● **Task statement**: Look below and pull out each line with the word "Pavan".

Stored records:
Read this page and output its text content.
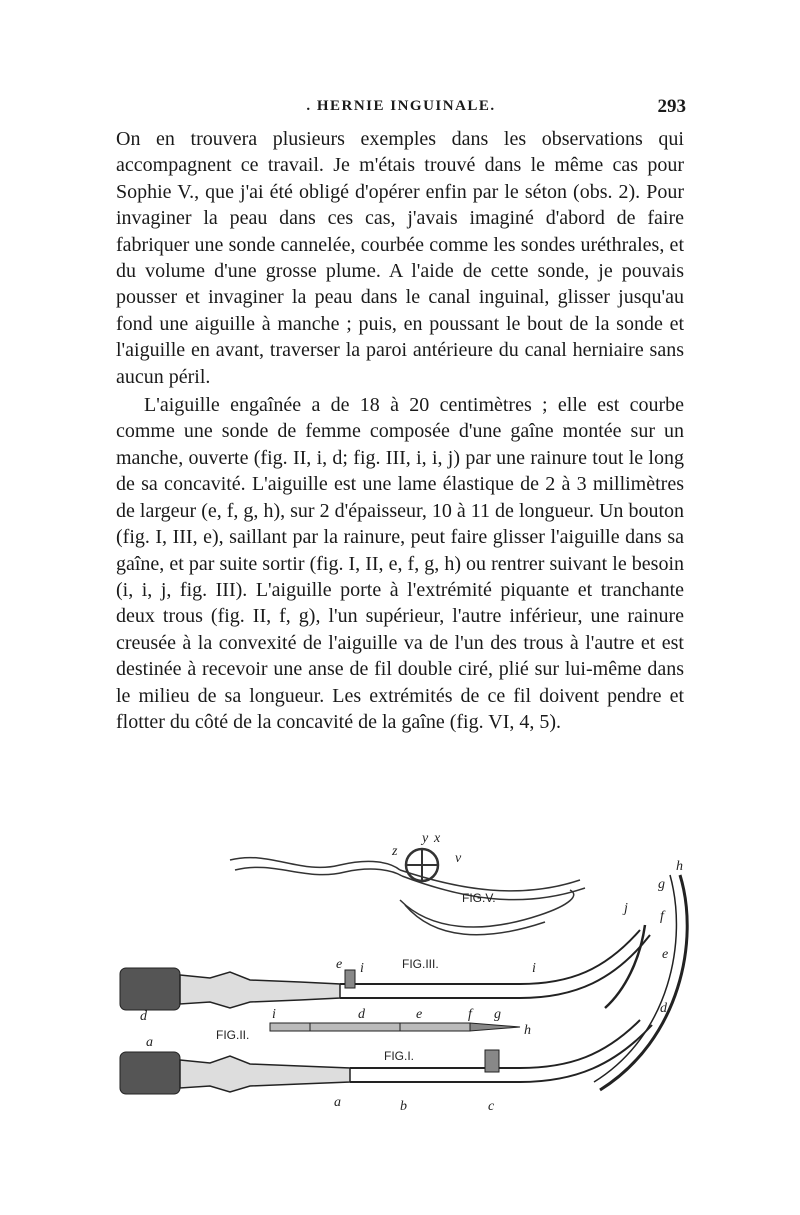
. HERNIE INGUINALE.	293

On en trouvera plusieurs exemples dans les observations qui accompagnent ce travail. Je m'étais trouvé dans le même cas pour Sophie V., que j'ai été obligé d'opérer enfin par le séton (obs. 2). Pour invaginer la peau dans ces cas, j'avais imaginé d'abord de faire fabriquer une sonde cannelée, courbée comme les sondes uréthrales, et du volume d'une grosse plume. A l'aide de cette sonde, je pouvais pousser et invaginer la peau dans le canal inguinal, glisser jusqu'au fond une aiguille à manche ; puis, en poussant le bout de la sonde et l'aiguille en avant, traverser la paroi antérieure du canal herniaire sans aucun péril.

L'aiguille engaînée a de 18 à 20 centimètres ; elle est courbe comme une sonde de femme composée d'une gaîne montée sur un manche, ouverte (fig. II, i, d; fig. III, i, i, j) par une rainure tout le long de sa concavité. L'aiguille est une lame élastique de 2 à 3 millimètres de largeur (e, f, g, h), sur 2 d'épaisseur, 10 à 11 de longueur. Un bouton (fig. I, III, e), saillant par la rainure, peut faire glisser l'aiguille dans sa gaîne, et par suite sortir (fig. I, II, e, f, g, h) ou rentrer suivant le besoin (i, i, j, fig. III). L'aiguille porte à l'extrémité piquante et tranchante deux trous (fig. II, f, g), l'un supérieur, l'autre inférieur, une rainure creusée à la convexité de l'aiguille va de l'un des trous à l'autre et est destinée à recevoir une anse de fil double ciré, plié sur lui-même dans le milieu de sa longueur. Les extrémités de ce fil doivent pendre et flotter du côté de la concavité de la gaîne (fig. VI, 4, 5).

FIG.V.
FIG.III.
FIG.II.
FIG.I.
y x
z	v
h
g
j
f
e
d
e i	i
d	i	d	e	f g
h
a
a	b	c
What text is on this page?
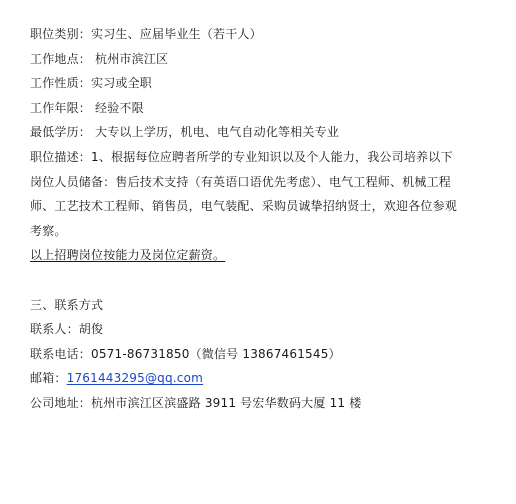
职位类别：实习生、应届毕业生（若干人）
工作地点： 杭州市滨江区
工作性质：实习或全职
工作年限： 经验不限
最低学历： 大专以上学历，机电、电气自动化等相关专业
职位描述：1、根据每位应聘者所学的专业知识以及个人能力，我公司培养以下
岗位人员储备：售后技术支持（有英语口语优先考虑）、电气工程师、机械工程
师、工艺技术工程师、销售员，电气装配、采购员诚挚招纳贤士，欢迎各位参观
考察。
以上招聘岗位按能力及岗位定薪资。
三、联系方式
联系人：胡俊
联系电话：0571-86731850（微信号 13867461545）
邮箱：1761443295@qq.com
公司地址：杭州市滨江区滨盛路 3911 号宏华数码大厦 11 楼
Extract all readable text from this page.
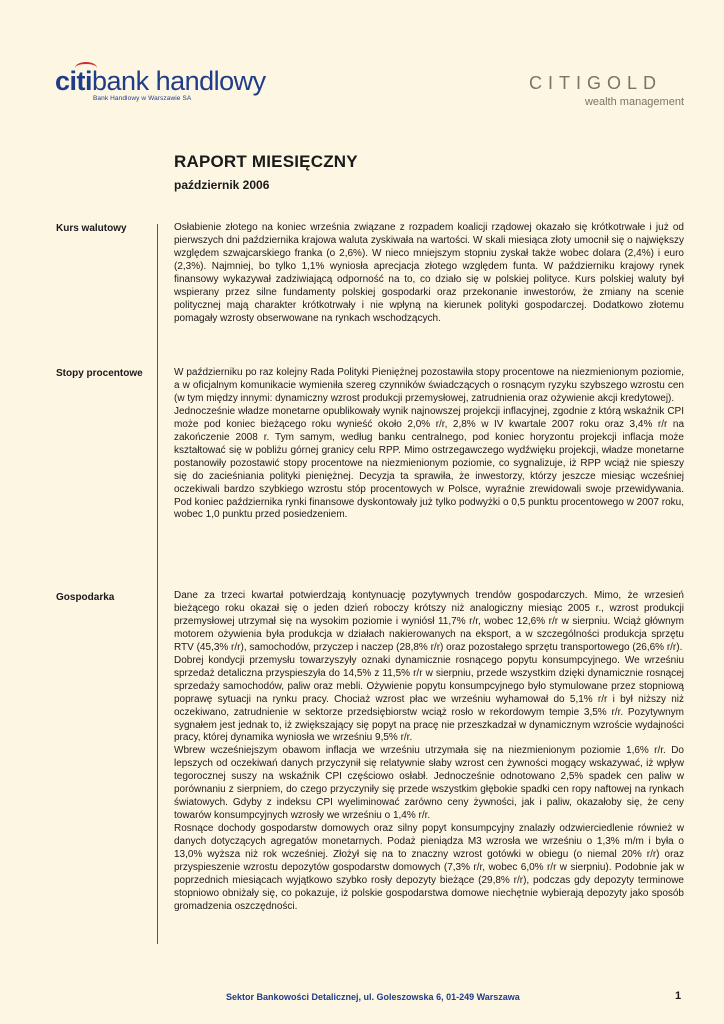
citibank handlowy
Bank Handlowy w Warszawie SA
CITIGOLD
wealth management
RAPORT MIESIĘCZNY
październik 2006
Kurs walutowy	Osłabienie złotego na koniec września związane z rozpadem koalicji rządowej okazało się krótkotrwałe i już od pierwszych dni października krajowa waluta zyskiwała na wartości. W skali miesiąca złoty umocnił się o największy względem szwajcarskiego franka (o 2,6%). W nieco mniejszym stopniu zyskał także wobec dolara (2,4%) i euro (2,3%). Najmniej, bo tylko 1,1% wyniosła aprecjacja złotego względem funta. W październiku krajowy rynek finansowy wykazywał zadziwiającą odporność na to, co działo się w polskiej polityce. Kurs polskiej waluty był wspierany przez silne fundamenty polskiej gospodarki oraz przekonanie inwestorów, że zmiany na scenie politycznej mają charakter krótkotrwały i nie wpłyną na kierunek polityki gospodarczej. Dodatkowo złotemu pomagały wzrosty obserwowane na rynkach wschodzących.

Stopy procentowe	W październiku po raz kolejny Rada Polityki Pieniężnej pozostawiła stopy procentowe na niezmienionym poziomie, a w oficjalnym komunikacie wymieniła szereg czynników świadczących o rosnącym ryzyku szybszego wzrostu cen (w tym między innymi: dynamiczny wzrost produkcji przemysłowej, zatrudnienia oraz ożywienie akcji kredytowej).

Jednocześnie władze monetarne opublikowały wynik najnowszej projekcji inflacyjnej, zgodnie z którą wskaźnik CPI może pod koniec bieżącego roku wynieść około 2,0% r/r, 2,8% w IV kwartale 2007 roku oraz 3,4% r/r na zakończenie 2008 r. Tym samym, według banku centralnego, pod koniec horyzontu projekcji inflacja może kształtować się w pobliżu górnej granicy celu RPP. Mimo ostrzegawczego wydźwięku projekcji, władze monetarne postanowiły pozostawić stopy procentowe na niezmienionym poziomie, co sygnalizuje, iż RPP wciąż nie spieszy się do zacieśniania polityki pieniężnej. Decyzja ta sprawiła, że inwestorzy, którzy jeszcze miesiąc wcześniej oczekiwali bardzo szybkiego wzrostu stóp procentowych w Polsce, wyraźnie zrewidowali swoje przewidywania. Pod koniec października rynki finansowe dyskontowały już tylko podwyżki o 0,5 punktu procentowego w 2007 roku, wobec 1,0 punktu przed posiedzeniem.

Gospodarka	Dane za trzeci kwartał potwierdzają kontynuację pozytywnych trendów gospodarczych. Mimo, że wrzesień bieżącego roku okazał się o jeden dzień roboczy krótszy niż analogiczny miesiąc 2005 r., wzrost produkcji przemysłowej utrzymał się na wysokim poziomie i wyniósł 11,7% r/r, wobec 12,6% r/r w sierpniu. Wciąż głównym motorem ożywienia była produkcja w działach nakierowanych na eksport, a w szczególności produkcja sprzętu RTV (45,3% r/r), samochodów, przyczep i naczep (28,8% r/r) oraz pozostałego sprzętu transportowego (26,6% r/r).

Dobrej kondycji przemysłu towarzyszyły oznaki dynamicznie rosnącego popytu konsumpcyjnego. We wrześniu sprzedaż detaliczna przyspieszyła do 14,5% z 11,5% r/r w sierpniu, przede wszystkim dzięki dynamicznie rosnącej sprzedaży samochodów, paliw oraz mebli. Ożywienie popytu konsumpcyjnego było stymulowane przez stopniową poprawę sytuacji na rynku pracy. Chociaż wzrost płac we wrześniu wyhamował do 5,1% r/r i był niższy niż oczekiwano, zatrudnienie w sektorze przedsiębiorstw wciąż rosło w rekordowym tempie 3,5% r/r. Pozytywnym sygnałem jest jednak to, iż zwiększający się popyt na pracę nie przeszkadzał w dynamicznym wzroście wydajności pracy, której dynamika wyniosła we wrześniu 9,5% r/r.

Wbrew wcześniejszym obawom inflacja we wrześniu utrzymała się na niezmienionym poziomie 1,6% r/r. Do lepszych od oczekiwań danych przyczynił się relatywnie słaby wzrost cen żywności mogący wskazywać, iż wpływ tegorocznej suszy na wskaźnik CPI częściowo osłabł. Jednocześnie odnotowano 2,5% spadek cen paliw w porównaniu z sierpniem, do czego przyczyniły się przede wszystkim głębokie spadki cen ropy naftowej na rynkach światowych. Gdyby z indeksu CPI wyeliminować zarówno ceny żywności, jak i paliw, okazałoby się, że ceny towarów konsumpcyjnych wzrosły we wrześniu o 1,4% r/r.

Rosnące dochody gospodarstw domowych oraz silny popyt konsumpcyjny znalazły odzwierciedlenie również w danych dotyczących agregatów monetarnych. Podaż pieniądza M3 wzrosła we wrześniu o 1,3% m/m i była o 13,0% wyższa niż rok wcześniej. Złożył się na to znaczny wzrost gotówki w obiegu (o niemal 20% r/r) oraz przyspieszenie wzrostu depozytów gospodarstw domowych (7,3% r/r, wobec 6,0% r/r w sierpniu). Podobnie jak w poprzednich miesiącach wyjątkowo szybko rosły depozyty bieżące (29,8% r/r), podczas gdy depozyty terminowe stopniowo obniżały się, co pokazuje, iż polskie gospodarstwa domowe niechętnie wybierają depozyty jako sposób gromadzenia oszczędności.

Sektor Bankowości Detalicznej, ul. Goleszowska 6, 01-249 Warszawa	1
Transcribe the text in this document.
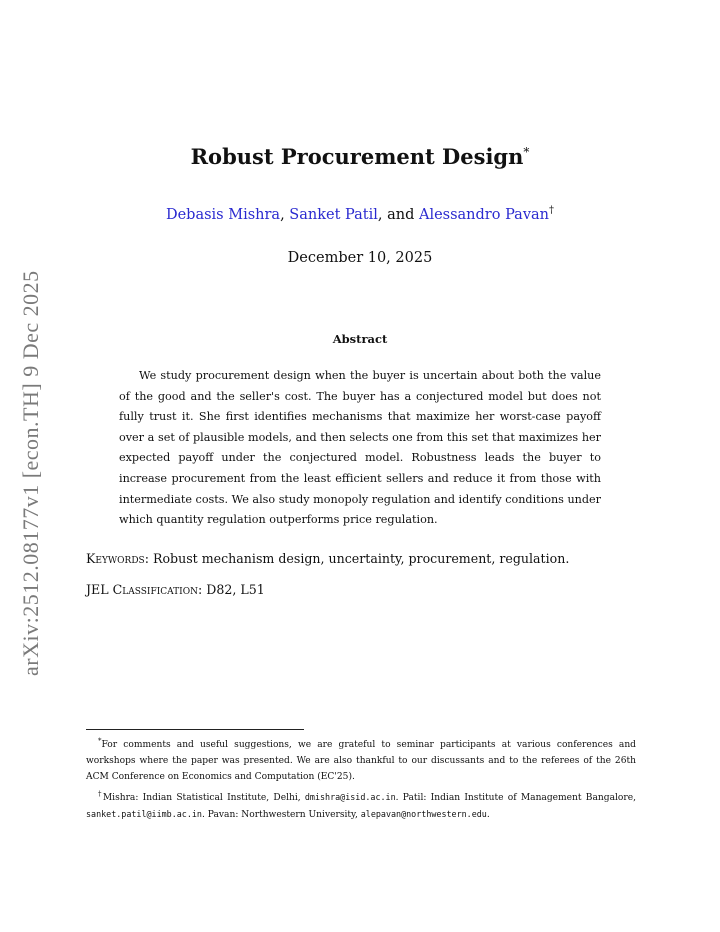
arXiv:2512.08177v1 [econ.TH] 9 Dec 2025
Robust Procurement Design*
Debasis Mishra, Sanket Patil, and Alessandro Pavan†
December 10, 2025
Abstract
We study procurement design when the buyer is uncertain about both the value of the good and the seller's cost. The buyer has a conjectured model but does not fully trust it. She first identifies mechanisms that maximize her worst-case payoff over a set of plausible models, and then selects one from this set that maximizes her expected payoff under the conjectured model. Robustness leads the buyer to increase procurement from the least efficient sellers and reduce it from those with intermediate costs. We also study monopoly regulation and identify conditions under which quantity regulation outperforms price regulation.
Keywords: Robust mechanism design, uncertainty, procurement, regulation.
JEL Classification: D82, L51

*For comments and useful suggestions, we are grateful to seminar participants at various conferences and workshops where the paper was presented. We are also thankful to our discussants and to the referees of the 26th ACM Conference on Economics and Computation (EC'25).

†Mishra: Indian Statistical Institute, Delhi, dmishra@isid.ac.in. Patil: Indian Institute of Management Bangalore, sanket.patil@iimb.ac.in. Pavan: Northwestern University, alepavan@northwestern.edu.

● **Full output**:
Debasis Mishra, Sanket Patil, and Alessandro Pavan†
†Mishra: Indian Statistical Institute, Delhi, dmishra@isid.ac.in. Patil: Indian Institute of Management Bangalore, sanket.patil@iimb.ac.in. Pavan: Northwestern University, alepavan@northwestern.edu.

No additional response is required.